◆ **CHALLENGE**: Reproduce all entries verbatim, with nothing added or dropped.

◆ **WORKING DATA**:
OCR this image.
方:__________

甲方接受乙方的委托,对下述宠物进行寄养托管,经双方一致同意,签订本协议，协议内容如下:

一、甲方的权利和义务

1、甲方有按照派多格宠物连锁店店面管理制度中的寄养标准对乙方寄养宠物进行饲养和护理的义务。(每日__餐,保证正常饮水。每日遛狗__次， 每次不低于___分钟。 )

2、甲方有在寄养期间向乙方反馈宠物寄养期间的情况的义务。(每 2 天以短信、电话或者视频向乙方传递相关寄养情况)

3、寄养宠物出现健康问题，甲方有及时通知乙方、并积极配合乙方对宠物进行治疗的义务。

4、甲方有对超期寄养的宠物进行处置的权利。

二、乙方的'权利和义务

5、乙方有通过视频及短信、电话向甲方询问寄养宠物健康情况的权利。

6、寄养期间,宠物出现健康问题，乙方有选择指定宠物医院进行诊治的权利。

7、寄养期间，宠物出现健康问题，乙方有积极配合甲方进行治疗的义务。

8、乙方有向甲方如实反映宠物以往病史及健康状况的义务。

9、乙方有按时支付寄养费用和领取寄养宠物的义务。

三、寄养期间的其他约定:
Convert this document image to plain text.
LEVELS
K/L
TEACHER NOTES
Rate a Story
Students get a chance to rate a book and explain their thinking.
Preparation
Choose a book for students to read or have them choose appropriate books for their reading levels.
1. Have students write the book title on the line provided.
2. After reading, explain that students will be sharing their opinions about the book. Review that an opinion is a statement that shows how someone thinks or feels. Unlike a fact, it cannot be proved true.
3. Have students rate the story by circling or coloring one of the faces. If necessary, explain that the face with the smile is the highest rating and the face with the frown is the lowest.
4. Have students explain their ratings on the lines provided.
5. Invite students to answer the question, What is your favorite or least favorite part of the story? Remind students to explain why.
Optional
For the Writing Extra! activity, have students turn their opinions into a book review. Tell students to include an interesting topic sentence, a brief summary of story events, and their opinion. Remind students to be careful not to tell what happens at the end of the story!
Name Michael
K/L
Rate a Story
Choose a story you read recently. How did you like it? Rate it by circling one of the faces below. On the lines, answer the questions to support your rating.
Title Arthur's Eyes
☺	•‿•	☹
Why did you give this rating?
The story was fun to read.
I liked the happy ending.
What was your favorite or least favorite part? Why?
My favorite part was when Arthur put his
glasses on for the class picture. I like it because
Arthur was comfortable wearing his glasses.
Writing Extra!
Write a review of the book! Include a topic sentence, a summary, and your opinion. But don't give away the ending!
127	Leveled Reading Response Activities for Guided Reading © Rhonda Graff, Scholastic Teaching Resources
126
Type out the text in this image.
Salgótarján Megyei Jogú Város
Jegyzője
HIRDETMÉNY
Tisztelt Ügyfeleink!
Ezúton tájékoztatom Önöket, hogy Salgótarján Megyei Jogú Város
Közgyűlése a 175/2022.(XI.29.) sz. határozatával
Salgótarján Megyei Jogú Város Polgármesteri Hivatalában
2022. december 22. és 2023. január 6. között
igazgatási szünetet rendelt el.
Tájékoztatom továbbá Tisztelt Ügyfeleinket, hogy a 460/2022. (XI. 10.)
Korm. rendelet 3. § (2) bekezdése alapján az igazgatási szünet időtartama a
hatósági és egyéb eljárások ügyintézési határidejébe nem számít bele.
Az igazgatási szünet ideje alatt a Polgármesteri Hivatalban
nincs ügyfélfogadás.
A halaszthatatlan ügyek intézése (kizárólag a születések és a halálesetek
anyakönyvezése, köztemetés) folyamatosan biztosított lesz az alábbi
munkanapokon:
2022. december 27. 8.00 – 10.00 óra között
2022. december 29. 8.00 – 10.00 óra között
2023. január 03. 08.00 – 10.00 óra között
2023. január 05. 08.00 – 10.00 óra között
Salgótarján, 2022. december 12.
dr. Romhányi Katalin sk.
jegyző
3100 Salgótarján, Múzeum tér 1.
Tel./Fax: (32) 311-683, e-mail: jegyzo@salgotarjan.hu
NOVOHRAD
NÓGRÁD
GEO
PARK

◆ **RESPONSE TO THIS EXERCISE**:
OCR this image.
方:__________

甲方接受乙方的委托,对下述宠物进行寄养托管,经双方一致同意,签订本协议，协议内容如下:

一、甲方的权利和义务

1、甲方有按照派多格宠物连锁店店面管理制度中的寄养标准对乙方寄养宠物进行饲养和护理的义务。(每日__餐,保证正常饮水。每日遛狗__次， 每次不低于___分钟。 )

2、甲方有在寄养期间向乙方反馈宠物寄养期间的情况的义务。(每 2 天以短信、电话或者视频向乙方传递相关寄养情况)

3、寄养宠物出现健康问题，甲方有及时通知乙方、并积极配合乙方对宠物进行治疗的义务。

4、甲方有对超期寄养的宠物进行处置的权利。

二、乙方的'权利和义务

5、乙方有通过视频及短信、电话向甲方询问寄养宠物健康情况的权利。

6、寄养期间,宠物出现健康问题，乙方有选择指定宠物医院进行诊治的权利。

7、寄养期间，宠物出现健康问题，乙方有积极配合甲方进行治疗的义务。

8、乙方有向甲方如实反映宠物以往病史及健康状况的义务。

9、乙方有按时支付寄养费用和领取寄养宠物的义务。

三、寄养期间的其他约定:
Convert this document image to plain text.
LEVELS
K/L
TEACHER NOTES
Rate a Story
Students get a chance to rate a book and explain their thinking.
Preparation
Choose a book for students to read or have them choose appropriate books for their reading levels.
1. Have students write the book title on the line provided.
2. After reading, explain that students will be sharing their opinions about the book. Review that an opinion is a statement that shows how someone thinks or feels. Unlike a fact, it cannot be proved true.
3. Have students rate the story by circling or coloring one of the faces. If necessary, explain that the face with the smile is the highest rating and the face with the frown is the lowest.
4. Have students explain their ratings on the lines provided.
5. Invite students to answer the question, What is your favorite or least favorite part of the story? Remind students to explain why.
Optional
For the Writing Extra! activity, have students turn their opinions into a book review. Tell students to include an interesting topic sentence, a brief summary of story events, and their opinion. Remind students to be careful not to tell what happens at the end of the story!
Name Michael
K/L
Rate a Story
Choose a story you read recently. How did you like it? Rate it by circling one of the faces below. On the lines, answer the questions to support your rating.
Title Arthur's Eyes
☺	•‿•	☹
Why did you give this rating?
The story was fun to read.
I liked the happy ending.
What was your favorite or least favorite part? Why?
My favorite part was when Arthur put his
glasses on for the class picture. I like it because
Arthur was comfortable wearing his glasses.
Writing Extra!
Write a review of the book! Include a topic sentence, a summary, and your opinion. But don't give away the ending!
127	Leveled Reading Response Activities for Guided Reading © Rhonda Graff, Scholastic Teaching Resources
126
Type out the text in this image.
Salgótarján Megyei Jogú Város
Jegyzője
HIRDETMÉNY
Tisztelt Ügyfeleink!
Ezúton tájékoztatom Önöket, hogy Salgótarján Megyei Jogú Város
Közgyűlése a 175/2022.(XI.29.) sz. határozatával
Salgótarján Megyei Jogú Város Polgármesteri Hivatalában
2022. december 22. és 2023. január 6. között
igazgatási szünetet rendelt el.
Tájékoztatom továbbá Tisztelt Ügyfeleinket, hogy a 460/2022. (XI. 10.)
Korm. rendelet 3. § (2) bekezdése alapján az igazgatási szünet időtartama a
hatósági és egyéb eljárások ügyintézési határidejébe nem számít bele.
Az igazgatási szünet ideje alatt a Polgármesteri Hivatalban
nincs ügyfélfogadás.
A halaszthatatlan ügyek intézése (kizárólag a születések és a halálesetek
anyakönyvezése, köztemetés) folyamatosan biztosított lesz az alábbi
munkanapokon:
2022. december 27. 8.00 – 10.00 óra között
2022. december 29. 8.00 – 10.00 óra között
2023. január 03. 08.00 – 10.00 óra között
2023. január 05. 08.00 – 10.00 óra között
Salgótarján, 2022. december 12.
dr. Romhányi Katalin sk.
jegyző
3100 Salgótarján, Múzeum tér 1.
Tel./Fax: (32) 311-683, e-mail: jegyzo@salgotarjan.hu
NOVOHRAD
NÓGRÁD
GEO
PARK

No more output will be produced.